Description of the task:
Every line that includes the word "SEÑALIZACION" is to be listed.

Task input:

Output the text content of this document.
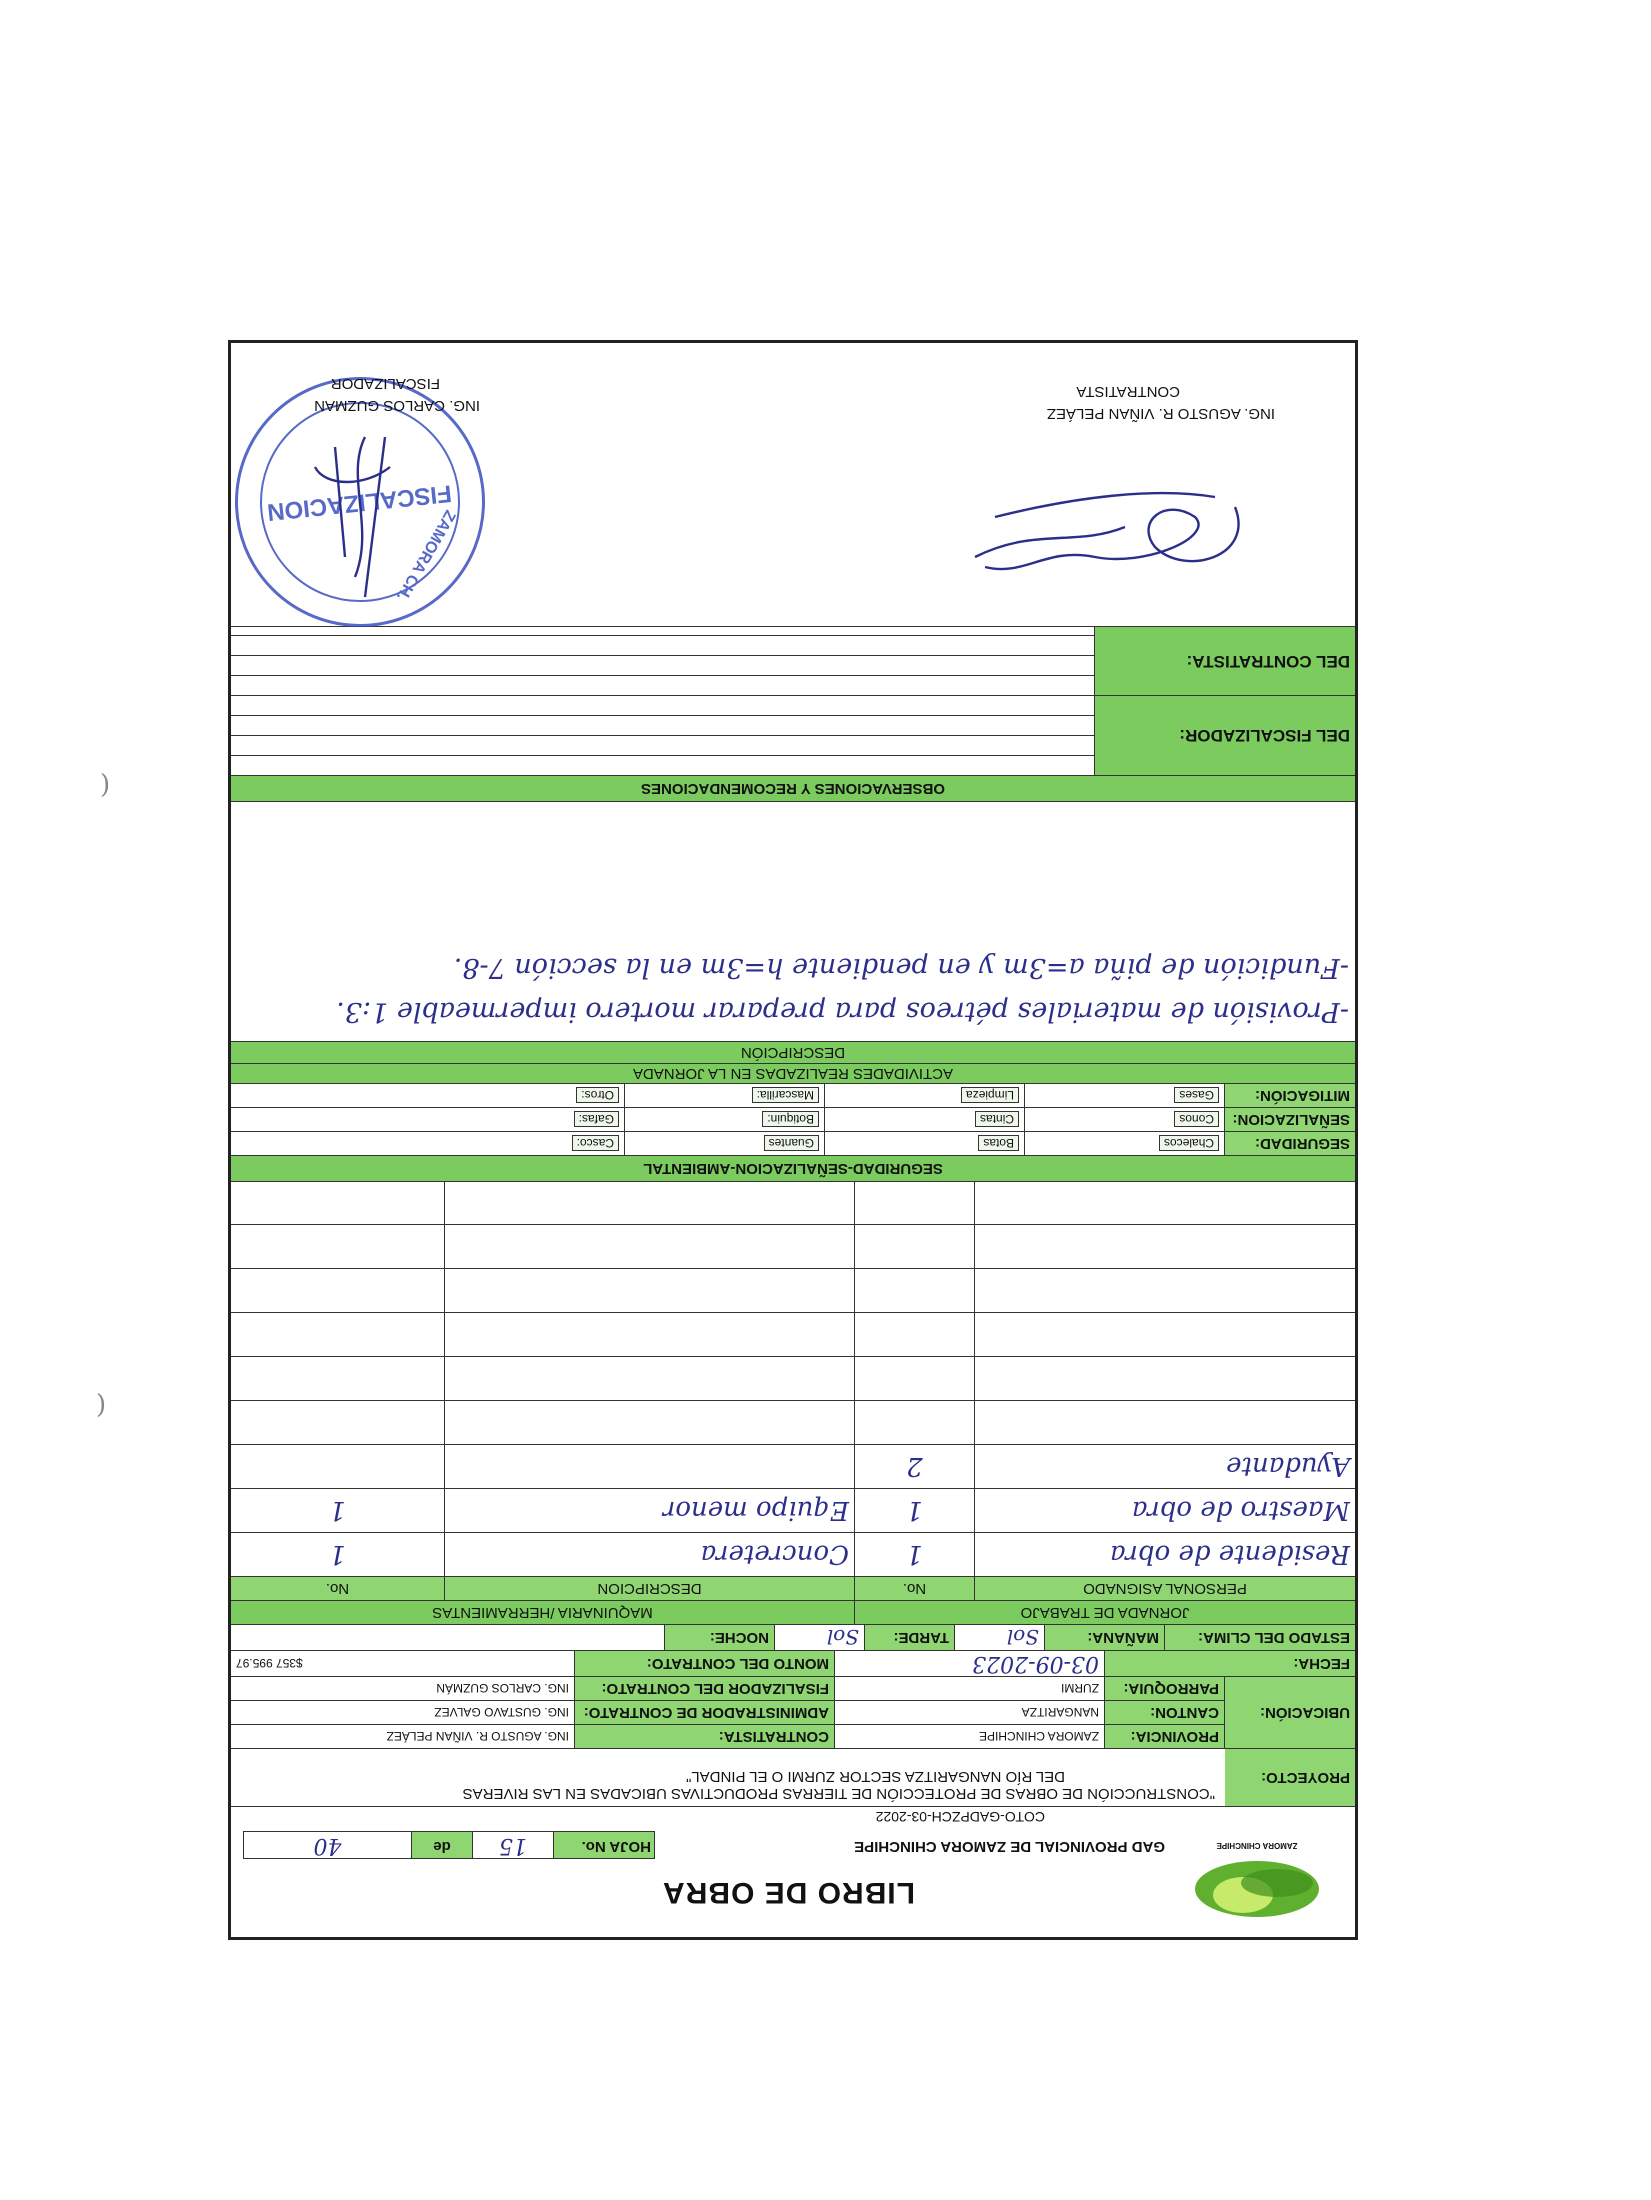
ZAMORA CHINCHIPE
LIBRO DE OBRA
GAD PROVINCIAL DE ZAMORA CHINCHIPE
HOJA No.
15
de
40
COTO-GADPZCH-03-2022
PROYECTO:
"CONSTRUCCIÓN DE OBRAS DE PROTECCIÓN DE TIERRAS PRODUCTIVAS UBICADAS EN LAS RIVERAS
DEL RÍO NANGARITZA SECTOR ZURMI O EL PINDAL"
PROVINCIA:
ZAMORA CHINCHIPE
CONTRATISTA:
ING. AGUSTO R. VIÑAN PELÁEZ
CANTON:
NANGARITZA
ADMINISTRADOR DE CONTRATO:
ING. GUSTAVO GALVEZ
PARROQUIA:
ZURMI
FISALIZADOR DEL CONTRATO:
ING. CARLOS GUZMÁN
UBICACIÓN:
FECHA:
03-09-2023
MONTO DEL CONTRATO:
$357 995.97
ESTADO DEL CLIMA:
MAÑANA:
Sol
TARDE:
Sol
NOCHE:
JORNADA DE TRABAJO
MAQUINARIA /HERRAMIENTAS
PERSONAL ASIGNADO
No.
DESCRIPCION
No.
Residente de obra
1
Concretera
1
Maestro de obra
1
Equipo menor
1
Ayudante
2
SEGURIDAD-SEÑALIZACION-AMBIENTAL
SEGURIDAD:
Chalecos
Botas
Guantes
Casco:
SEÑALIZACION:
Conos
Cintas
Botiquin:
Gafas:
MITIGACIÓN:
Gases
Limpieza
Mascarilla:
Otros:
ACTIVIDADES REALIZADAS EN LA JORNADA
DESCRIPCIÓN
-Provisión de materiales pétreos para preparar mortero impermeable 1:3.
-Fundición de piña a=3m y en pendiente h=3m en la sección 7-8.
OBSERVACIONES Y RECOMENDACIONES
DEL FISCALIZADOR:
DEL CONTRATISTA:
ING. AGUSTO R. VIÑAN PELÁEZ
CONTRATISTA
FISCALIZACION
ZAMORA CH.
ING. CARLOS GUZMAN
FISCALIZADOR
)
)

Written answer:
SEGURIDAD-SEÑALIZACION-AMBIENTAL
SEÑALIZACION:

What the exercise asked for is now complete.